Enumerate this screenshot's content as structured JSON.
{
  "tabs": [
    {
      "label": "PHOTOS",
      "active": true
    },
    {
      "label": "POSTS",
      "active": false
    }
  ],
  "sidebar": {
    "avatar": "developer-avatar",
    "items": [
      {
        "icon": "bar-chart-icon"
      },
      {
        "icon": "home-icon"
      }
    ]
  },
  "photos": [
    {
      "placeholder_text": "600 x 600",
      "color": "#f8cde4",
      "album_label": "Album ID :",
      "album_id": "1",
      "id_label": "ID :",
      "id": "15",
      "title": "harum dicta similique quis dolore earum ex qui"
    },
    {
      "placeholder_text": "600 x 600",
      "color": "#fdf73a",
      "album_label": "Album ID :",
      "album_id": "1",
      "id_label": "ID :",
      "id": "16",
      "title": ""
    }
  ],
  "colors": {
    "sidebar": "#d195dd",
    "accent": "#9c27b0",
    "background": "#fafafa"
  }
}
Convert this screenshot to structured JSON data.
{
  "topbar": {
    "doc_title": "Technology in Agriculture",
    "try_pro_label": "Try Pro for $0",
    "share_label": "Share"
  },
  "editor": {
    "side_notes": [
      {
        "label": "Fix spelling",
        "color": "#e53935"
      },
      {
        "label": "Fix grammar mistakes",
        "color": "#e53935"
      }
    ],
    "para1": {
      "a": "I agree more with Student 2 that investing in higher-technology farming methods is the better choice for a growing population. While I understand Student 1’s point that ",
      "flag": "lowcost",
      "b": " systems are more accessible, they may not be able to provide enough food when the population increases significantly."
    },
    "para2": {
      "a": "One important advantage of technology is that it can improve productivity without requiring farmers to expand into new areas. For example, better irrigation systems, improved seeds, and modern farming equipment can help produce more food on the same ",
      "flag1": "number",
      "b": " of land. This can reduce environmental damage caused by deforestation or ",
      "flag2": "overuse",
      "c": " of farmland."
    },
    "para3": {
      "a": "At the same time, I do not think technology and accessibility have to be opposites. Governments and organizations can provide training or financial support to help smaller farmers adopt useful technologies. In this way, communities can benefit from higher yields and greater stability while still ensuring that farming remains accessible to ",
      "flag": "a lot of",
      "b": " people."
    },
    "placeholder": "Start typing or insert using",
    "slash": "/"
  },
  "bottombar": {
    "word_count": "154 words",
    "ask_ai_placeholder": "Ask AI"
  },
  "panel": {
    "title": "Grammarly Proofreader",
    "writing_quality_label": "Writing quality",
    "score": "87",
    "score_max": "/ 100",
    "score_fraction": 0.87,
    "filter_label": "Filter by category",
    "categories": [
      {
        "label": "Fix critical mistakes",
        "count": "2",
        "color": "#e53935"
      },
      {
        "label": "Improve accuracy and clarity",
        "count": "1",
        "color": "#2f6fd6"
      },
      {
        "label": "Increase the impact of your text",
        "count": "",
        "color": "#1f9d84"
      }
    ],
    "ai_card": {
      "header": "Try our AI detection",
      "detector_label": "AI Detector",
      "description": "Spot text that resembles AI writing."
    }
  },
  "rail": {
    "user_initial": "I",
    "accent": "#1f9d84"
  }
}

**Problem to work on:**
Point out every line holding the string "better" and copy it.

**Exercise output:**
      "a": "I agree more with Student 2 that investing in higher-technology farming methods is the better choice for a growing population. While I understand Student 1’s point that ",
      "a": "One important advantage of technology is that it can improve productivity without requiring farmers to expand into new areas. For example, better irrigation systems, improved seeds, and modern farming equipment can help produce more food on the same ",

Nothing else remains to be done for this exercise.